- _What you should do_: Go over the data and keep only the lines that include "triangle".

Data items:
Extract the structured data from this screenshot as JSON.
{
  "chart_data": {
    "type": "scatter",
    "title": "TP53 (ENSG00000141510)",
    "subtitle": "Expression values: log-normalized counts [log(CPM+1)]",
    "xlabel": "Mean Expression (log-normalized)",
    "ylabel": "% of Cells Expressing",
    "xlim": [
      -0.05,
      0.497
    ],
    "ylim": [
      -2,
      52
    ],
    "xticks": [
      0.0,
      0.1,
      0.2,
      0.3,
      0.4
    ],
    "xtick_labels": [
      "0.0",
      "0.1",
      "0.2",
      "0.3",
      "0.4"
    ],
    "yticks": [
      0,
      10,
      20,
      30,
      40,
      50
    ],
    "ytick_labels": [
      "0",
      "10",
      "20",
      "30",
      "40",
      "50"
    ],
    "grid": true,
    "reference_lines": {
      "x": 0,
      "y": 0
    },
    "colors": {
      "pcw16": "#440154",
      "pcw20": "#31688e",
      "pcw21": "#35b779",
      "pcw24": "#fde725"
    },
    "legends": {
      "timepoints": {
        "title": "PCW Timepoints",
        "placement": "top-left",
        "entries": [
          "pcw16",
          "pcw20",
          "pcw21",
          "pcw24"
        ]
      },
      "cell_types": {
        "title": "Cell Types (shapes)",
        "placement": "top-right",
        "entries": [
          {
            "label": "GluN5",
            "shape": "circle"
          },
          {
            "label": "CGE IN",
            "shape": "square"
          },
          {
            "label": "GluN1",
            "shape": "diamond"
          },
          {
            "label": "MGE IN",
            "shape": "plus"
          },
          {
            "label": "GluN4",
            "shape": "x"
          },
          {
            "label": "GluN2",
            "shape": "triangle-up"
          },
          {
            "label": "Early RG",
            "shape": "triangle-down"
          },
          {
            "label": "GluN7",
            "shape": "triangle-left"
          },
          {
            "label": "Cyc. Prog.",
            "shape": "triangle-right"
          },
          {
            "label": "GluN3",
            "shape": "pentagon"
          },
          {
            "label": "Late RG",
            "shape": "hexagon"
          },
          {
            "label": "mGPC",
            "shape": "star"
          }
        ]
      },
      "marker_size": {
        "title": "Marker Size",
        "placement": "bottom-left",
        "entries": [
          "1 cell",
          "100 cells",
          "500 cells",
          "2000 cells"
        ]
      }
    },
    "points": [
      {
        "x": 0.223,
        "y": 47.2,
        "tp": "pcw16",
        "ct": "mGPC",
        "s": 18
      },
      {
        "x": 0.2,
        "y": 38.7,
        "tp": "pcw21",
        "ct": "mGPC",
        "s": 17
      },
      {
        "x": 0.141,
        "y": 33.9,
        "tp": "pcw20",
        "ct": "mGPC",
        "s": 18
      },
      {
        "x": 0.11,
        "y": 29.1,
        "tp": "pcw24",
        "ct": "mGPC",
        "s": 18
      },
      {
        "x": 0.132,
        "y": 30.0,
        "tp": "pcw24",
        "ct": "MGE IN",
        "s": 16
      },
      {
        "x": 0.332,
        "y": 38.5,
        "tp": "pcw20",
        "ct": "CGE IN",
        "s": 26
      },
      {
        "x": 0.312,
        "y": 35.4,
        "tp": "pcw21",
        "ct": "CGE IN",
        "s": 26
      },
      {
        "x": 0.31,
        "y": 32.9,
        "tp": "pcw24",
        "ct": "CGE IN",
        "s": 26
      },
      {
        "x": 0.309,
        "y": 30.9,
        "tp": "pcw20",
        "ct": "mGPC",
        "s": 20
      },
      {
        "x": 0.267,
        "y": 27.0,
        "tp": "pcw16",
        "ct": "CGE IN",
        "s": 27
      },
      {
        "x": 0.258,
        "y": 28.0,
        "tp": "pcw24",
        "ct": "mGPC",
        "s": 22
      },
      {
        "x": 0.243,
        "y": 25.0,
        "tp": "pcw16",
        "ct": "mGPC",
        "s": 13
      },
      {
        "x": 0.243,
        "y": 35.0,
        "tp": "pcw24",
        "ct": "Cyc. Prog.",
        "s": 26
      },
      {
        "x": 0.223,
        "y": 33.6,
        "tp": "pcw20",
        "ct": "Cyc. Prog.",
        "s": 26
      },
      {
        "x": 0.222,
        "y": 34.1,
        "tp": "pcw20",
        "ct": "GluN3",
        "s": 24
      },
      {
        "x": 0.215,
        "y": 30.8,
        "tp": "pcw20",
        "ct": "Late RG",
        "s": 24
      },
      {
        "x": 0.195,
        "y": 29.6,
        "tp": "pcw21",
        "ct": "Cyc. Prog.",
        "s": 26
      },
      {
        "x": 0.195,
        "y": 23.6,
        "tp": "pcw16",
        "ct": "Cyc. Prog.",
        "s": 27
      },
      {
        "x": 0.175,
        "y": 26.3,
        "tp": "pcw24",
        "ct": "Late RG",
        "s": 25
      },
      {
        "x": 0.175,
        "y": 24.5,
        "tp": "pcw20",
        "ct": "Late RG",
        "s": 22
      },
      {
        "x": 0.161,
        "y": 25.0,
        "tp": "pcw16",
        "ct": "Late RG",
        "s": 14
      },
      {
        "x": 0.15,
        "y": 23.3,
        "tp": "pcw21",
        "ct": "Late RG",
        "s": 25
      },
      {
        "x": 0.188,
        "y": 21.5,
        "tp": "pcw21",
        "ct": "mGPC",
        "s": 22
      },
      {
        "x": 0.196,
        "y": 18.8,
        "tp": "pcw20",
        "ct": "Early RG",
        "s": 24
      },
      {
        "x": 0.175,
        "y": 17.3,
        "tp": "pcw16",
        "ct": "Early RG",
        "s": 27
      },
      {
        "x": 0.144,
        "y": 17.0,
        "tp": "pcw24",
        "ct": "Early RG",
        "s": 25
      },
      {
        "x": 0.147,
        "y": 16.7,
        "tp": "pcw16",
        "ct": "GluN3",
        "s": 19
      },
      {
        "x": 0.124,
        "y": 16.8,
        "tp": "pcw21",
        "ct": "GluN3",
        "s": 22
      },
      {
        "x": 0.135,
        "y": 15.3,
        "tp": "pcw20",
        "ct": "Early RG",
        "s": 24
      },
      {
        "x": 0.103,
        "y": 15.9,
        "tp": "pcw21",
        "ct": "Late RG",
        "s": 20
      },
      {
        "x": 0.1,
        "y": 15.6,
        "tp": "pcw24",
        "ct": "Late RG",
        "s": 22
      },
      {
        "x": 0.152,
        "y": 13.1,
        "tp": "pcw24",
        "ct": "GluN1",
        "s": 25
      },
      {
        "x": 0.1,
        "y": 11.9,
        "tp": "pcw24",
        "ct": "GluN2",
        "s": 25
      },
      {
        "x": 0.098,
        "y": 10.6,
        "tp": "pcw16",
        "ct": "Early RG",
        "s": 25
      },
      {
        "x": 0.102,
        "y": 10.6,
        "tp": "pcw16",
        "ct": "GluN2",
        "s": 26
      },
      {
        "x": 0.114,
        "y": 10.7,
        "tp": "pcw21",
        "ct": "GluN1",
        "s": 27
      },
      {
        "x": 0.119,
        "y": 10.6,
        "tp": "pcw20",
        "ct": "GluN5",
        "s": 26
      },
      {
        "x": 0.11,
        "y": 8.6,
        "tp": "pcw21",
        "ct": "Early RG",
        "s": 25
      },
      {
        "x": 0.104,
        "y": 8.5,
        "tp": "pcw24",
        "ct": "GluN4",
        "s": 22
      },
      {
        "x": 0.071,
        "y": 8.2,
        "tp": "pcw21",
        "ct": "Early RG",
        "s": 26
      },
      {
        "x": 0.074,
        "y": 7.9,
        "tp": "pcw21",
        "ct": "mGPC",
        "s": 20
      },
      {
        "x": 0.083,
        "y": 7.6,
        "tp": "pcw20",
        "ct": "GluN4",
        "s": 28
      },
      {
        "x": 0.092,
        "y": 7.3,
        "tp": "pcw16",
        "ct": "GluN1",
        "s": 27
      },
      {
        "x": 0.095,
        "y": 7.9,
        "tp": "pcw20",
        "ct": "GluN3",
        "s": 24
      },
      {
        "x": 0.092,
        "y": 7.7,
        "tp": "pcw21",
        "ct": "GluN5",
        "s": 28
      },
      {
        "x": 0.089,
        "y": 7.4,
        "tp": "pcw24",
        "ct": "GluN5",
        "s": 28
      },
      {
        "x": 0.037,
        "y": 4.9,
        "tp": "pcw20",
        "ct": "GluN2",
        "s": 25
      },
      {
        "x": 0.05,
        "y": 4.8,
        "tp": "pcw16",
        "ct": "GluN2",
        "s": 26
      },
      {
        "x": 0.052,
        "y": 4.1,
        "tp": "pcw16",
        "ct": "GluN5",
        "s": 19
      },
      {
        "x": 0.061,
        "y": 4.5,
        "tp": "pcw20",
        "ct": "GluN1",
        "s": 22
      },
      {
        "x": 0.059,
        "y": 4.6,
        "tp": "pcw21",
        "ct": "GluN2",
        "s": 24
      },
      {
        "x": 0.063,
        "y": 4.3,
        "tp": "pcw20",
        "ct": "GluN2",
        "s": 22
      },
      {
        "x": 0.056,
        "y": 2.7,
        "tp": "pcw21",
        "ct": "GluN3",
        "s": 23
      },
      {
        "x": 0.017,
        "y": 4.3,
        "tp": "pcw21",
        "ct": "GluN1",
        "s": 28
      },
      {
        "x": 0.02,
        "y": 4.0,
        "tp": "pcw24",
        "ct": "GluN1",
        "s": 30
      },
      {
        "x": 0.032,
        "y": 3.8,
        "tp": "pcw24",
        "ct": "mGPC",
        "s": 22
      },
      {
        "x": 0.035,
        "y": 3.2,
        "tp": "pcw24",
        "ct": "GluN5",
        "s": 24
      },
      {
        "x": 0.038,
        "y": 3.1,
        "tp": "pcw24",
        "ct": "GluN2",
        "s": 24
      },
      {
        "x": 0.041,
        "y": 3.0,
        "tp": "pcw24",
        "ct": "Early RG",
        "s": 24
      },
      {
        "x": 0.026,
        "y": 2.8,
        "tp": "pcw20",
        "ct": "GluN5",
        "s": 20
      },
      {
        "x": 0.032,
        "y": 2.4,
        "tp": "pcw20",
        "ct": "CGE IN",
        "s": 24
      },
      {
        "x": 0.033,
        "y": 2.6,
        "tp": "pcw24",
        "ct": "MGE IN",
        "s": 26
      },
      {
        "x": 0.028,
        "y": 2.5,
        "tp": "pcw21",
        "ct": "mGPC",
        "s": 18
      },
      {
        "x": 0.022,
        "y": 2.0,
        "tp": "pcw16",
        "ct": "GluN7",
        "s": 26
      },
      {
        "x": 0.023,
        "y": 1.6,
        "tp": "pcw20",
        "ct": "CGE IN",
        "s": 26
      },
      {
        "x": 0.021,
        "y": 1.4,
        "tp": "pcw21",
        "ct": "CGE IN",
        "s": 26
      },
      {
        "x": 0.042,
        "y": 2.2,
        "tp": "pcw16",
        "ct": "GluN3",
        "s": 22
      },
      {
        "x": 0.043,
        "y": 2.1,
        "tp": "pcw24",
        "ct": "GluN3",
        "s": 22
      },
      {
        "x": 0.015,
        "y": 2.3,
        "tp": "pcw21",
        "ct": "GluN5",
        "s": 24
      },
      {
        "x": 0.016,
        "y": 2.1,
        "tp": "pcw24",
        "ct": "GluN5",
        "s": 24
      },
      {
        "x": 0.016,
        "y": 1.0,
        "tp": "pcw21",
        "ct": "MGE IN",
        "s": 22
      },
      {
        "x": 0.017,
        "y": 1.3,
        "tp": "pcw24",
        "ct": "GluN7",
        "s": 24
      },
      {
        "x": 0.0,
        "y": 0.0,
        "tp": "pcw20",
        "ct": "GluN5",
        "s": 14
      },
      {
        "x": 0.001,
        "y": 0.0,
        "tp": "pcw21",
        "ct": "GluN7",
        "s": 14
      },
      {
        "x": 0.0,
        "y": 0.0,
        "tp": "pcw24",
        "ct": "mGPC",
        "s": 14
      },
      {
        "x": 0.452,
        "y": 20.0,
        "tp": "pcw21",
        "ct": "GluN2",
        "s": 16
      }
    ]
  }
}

- _Output below_:
            "shape": "triangle-up"
            "shape": "triangle-down"
            "shape": "triangle-left"
            "shape": "triangle-right"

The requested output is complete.